» Dataset content:
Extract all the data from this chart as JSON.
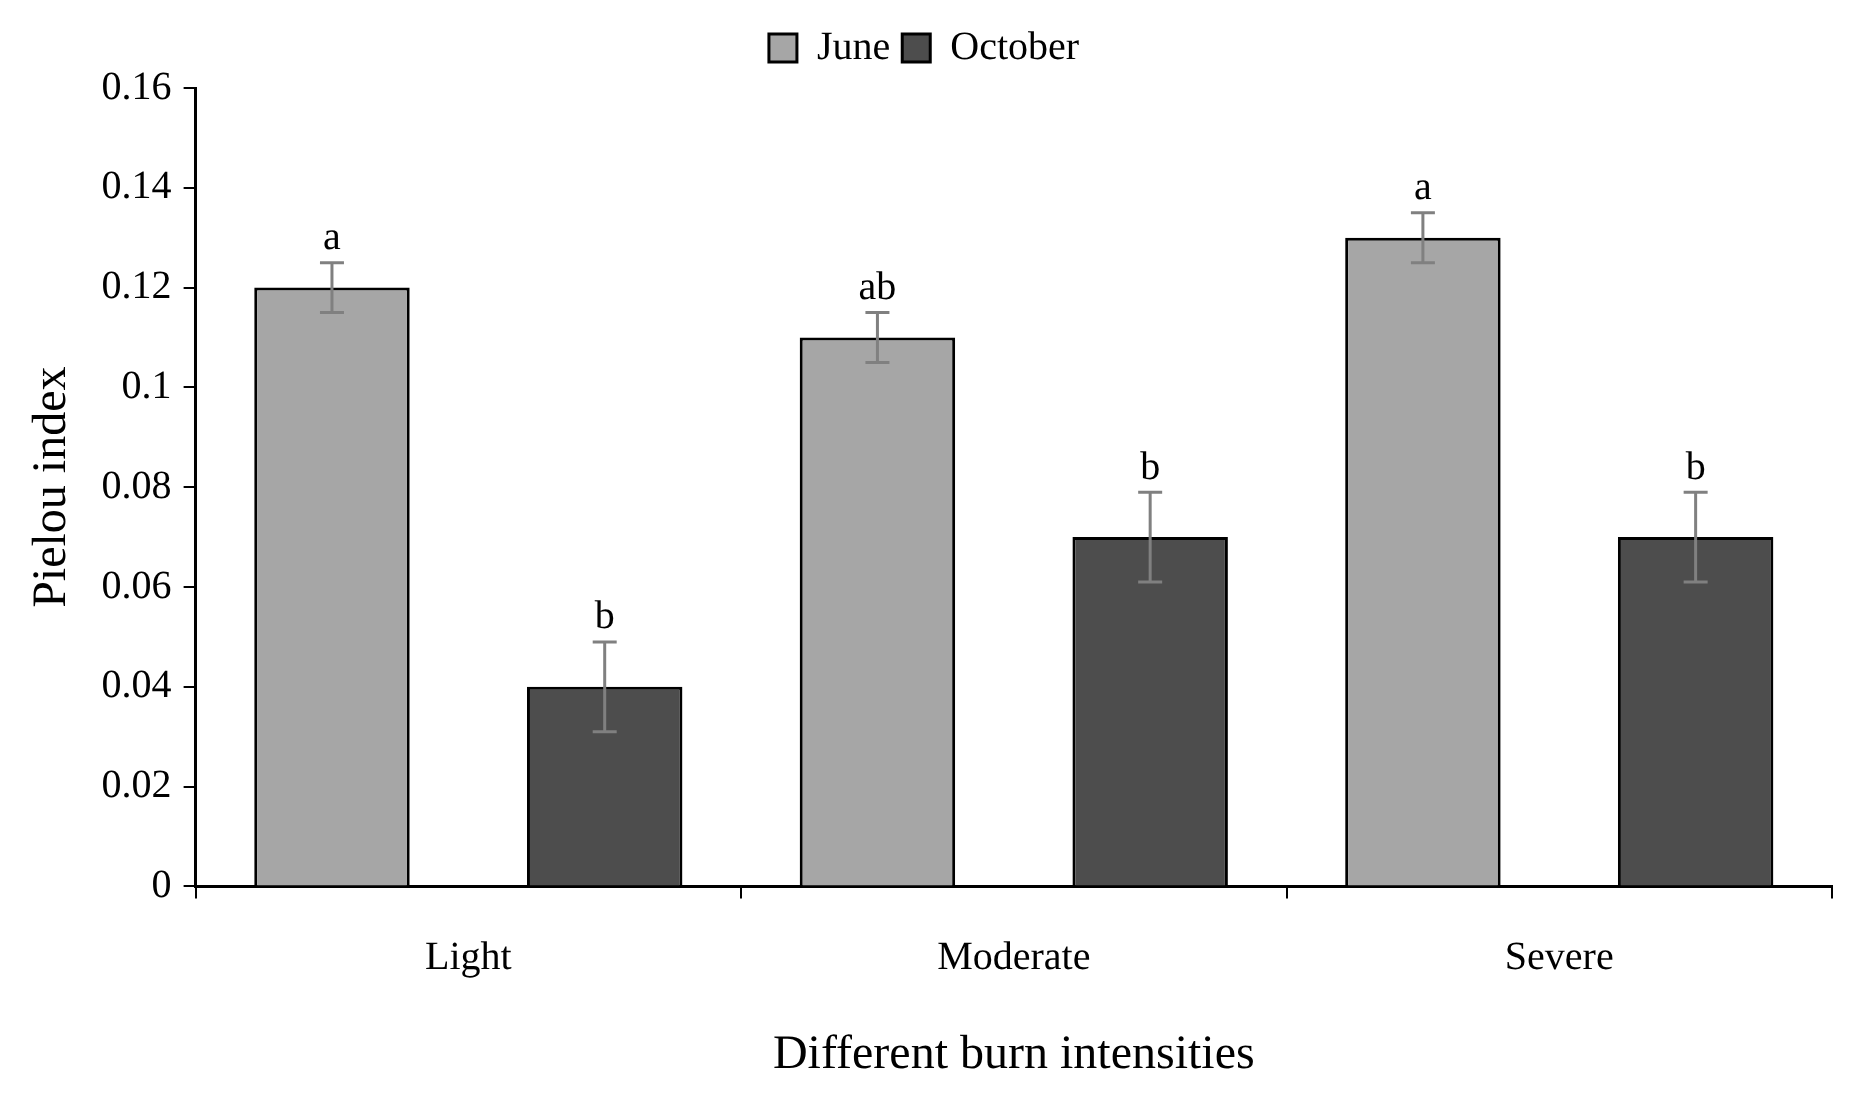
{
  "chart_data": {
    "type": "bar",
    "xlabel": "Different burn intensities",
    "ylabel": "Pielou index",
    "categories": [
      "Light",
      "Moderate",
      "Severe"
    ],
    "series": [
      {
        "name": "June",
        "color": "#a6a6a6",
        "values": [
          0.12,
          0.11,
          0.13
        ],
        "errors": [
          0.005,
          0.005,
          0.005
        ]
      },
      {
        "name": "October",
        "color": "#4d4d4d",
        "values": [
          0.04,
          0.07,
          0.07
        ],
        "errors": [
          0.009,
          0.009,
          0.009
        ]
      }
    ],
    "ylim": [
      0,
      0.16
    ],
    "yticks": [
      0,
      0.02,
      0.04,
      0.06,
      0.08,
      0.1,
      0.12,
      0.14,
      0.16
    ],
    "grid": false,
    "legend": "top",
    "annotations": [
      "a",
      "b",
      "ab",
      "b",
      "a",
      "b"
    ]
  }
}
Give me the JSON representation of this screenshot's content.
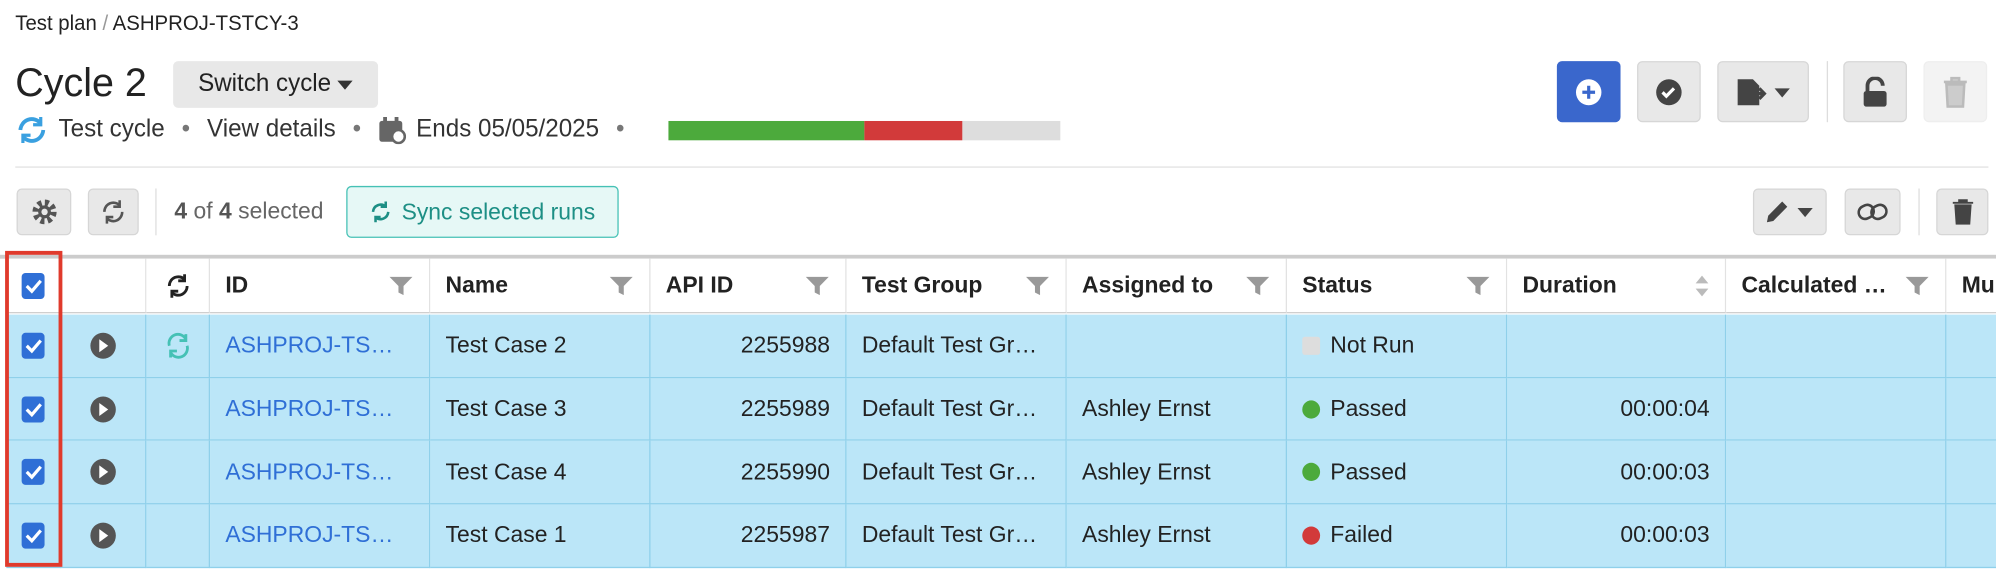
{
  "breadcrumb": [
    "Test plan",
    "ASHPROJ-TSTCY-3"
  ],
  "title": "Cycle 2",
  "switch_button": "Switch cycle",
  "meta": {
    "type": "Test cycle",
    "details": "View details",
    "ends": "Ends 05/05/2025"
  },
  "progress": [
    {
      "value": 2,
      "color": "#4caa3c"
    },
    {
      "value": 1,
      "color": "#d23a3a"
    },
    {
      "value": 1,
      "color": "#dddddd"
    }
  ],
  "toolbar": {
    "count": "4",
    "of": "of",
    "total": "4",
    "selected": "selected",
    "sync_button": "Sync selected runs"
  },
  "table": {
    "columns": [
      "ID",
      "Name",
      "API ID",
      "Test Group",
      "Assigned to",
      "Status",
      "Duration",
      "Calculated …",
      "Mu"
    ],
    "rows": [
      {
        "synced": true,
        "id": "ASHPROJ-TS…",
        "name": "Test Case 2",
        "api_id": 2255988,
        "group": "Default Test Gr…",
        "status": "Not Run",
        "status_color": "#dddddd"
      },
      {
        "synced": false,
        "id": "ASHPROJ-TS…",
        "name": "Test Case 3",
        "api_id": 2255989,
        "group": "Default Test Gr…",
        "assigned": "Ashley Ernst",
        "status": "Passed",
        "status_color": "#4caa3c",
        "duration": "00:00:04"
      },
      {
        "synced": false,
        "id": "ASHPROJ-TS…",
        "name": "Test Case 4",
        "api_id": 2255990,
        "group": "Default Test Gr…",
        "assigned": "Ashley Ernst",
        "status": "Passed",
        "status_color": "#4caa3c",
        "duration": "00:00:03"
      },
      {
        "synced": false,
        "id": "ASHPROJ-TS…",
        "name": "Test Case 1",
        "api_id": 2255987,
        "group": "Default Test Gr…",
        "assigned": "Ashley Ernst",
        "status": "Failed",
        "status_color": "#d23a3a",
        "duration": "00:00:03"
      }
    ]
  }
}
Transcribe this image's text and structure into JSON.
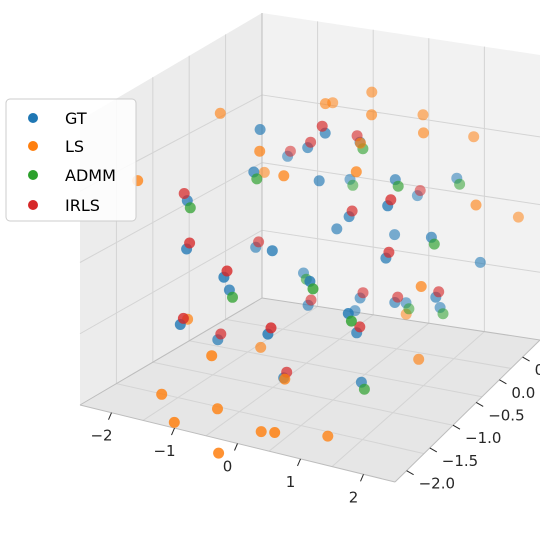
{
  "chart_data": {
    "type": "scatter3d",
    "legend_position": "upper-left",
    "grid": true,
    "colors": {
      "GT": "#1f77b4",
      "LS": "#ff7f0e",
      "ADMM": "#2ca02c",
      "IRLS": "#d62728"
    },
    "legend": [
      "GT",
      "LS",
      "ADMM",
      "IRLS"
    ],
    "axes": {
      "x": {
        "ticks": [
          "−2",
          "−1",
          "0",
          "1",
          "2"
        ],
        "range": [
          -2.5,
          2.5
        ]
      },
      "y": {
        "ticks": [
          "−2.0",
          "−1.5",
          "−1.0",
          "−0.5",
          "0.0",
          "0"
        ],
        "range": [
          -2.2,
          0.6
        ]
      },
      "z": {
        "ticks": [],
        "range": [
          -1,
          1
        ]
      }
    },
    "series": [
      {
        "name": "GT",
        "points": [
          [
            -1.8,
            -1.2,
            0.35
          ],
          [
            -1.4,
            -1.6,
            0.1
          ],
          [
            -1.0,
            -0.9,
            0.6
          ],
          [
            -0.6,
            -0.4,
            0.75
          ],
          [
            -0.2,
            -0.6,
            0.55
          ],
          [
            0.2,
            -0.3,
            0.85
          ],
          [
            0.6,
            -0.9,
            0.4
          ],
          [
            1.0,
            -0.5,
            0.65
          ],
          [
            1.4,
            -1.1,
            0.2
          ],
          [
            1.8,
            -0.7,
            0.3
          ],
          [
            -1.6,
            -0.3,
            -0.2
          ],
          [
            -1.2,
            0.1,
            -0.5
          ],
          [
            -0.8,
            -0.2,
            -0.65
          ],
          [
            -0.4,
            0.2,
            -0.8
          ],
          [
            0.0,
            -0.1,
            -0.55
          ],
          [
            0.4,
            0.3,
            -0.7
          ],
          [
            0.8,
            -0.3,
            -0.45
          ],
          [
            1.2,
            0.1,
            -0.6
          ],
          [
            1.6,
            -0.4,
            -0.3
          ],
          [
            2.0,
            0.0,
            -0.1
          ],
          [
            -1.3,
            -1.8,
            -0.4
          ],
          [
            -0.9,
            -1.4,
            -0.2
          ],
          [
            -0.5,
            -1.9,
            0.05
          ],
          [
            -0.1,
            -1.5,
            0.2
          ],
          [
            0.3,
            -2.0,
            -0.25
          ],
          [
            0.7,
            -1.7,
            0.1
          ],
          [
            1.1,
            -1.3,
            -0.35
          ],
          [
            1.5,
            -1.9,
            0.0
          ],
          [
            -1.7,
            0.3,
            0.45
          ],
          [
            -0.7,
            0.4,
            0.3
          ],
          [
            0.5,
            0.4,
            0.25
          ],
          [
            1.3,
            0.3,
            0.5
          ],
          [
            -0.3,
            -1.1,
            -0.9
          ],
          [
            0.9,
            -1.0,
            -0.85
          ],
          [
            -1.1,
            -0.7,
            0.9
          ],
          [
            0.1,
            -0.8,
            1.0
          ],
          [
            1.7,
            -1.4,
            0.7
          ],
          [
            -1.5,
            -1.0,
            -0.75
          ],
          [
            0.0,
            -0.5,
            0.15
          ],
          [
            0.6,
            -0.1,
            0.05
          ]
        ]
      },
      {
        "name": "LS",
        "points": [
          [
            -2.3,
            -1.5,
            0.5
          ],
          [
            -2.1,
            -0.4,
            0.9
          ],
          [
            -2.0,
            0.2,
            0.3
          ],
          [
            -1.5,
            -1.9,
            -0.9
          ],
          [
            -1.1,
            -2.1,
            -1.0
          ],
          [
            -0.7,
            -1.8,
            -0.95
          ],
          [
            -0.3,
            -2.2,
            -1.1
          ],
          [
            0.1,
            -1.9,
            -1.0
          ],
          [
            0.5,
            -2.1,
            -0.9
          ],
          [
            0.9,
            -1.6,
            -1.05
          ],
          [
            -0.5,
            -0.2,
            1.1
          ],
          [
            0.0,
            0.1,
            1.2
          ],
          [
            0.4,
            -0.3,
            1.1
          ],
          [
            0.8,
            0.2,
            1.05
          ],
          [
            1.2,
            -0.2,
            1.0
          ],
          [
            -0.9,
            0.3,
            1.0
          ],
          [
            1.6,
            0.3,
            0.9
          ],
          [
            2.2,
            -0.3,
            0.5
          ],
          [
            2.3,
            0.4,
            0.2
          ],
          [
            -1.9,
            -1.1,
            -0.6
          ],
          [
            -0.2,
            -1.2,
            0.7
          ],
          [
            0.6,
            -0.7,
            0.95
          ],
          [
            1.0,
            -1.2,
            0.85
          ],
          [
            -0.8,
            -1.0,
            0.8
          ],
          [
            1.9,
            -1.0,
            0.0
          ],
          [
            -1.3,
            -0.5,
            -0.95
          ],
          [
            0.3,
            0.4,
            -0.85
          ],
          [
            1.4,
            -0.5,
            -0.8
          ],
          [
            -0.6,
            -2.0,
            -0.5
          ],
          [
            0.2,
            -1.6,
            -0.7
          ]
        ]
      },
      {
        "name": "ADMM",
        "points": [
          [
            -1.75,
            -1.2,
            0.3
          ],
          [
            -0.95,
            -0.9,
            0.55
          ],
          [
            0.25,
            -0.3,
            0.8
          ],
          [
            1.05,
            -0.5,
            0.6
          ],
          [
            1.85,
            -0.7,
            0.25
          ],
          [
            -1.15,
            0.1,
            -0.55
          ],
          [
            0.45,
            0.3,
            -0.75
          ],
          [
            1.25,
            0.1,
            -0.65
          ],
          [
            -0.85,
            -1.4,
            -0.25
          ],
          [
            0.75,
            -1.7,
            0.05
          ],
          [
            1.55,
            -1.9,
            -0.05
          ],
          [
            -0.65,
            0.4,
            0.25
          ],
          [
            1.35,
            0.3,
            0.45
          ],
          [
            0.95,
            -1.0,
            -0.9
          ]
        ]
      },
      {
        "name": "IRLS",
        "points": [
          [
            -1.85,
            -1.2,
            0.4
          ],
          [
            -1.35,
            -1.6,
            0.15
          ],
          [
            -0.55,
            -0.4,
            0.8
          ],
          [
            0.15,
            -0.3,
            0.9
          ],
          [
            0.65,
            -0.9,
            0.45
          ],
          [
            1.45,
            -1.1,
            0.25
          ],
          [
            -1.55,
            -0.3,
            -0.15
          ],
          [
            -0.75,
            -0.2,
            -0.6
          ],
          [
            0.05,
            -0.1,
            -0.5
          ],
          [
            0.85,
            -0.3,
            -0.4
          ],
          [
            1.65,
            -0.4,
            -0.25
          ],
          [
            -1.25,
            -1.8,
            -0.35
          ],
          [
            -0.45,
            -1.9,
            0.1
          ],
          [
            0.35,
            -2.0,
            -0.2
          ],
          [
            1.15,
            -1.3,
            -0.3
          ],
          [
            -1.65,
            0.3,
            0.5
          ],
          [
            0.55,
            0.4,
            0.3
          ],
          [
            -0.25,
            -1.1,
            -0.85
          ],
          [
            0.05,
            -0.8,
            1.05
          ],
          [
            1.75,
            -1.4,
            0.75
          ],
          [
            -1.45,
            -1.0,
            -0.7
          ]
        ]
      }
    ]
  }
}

» Task goal:
Find each line in the records holding the string "selected" and show it.

» Output for this task:
    "selected": "selected",
    "sync_button": "Sync selected runs"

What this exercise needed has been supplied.